* Description of the task:
Find the string "肢体功能明显恢复" in the data, then copy every line where it is found.

* Information given:
::::::
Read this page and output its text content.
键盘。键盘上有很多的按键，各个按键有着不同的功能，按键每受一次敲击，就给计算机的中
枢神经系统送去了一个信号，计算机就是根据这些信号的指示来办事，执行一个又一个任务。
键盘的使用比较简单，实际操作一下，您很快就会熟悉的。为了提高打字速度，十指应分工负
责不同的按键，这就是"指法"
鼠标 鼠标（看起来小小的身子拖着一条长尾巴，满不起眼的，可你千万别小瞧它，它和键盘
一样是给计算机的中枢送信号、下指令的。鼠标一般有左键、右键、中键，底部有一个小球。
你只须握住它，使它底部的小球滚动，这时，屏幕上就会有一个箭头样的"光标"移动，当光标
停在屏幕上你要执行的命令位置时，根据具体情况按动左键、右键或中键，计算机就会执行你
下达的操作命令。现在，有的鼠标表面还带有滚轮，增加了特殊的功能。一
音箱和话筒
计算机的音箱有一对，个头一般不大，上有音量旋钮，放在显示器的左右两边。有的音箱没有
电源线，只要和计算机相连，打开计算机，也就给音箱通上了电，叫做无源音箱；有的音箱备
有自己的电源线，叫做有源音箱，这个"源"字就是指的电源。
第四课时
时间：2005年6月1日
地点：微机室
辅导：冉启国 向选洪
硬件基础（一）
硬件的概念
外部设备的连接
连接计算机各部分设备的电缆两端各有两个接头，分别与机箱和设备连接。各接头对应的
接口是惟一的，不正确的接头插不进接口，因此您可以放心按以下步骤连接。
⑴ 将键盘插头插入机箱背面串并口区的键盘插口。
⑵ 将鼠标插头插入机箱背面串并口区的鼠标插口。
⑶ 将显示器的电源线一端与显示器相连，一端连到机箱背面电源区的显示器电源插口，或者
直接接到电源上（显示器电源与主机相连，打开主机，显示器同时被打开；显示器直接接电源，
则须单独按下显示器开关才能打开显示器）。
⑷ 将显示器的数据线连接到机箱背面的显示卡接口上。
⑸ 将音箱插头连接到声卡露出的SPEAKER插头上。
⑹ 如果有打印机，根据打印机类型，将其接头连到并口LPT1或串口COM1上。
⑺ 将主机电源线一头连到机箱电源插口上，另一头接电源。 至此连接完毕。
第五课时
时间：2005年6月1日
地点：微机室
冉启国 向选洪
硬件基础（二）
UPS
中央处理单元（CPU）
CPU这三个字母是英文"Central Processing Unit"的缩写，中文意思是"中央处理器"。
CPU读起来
::::::
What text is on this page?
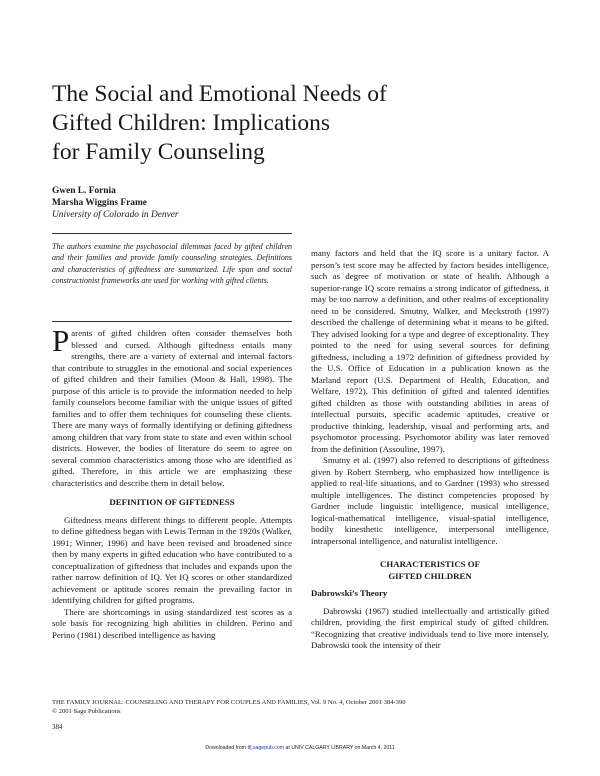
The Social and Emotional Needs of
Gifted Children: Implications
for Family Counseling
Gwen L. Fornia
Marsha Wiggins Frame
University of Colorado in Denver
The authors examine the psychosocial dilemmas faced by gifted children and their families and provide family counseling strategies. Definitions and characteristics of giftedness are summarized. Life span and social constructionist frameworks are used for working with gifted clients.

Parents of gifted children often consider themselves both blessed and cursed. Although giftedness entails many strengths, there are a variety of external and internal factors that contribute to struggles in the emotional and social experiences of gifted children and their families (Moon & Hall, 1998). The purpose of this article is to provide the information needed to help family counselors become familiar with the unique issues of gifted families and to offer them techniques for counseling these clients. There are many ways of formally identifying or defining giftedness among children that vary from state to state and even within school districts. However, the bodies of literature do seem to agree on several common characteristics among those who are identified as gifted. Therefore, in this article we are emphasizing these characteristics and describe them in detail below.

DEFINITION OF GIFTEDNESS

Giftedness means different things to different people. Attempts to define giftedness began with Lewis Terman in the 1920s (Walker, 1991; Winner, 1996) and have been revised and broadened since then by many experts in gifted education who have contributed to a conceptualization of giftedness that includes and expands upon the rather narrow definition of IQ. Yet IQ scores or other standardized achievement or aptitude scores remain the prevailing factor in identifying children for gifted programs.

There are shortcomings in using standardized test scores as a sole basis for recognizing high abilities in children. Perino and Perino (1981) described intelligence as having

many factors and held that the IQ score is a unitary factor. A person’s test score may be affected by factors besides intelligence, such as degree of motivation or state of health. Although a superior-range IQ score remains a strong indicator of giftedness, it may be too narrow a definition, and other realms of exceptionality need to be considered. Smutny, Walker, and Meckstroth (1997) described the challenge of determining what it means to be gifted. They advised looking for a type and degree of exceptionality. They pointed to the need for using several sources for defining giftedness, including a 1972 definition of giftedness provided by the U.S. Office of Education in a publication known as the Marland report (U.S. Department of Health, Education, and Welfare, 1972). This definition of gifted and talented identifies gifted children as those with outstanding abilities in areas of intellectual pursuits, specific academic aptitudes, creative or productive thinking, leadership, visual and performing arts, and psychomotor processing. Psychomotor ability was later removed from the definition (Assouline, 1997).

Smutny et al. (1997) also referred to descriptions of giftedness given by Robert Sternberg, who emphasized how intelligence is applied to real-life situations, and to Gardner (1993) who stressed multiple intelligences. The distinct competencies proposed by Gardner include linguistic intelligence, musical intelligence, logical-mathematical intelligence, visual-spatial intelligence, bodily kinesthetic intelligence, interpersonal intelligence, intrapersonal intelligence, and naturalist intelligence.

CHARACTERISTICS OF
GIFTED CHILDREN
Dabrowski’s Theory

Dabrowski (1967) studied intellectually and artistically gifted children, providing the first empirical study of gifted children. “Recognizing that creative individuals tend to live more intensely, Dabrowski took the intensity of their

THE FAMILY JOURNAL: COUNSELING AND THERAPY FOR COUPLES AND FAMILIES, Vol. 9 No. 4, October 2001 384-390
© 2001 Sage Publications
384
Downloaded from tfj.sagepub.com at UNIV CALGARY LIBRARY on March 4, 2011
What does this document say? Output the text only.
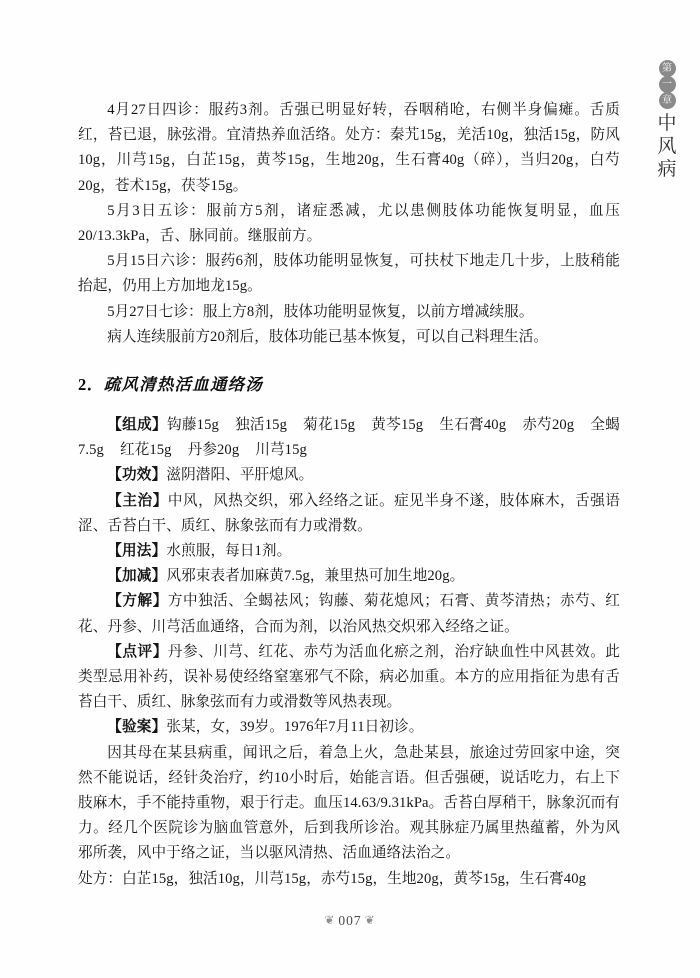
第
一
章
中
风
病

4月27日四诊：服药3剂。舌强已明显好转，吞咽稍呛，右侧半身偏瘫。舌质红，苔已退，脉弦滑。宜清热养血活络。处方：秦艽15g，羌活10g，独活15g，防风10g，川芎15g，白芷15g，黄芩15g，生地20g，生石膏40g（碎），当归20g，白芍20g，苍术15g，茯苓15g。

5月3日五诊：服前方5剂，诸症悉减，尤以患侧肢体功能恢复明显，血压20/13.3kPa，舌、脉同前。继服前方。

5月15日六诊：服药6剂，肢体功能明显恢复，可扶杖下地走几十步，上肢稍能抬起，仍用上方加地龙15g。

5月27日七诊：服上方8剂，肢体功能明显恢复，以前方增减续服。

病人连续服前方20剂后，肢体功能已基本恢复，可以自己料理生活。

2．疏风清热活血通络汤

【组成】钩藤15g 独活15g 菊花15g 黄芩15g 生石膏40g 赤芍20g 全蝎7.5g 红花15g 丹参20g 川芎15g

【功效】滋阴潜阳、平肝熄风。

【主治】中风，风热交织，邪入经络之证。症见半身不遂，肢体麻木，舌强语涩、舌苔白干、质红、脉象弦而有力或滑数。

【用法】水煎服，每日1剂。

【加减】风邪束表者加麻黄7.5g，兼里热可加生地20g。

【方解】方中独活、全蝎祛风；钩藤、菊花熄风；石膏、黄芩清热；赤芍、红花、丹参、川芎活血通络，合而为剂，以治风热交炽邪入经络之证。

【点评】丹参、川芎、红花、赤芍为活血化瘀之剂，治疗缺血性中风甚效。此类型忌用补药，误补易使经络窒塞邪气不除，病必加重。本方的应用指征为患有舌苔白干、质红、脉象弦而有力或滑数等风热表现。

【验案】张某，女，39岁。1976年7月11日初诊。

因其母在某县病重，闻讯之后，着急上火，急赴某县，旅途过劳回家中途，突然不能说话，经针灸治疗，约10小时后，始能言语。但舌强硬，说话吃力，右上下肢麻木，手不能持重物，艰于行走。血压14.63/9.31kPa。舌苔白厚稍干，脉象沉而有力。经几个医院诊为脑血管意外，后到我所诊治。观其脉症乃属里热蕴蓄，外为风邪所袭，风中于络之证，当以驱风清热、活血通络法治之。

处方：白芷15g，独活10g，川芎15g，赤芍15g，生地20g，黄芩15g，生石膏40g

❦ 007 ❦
::::::
* Exercise output:
5月15日六诊：服药6剂，肢体功能明显恢复，可扶杖下地走几十步，上肢稍能抬起，仍用上方加地龙15g。
5月27日七诊：服上方8剂，肢体功能明显恢复，以前方增减续服。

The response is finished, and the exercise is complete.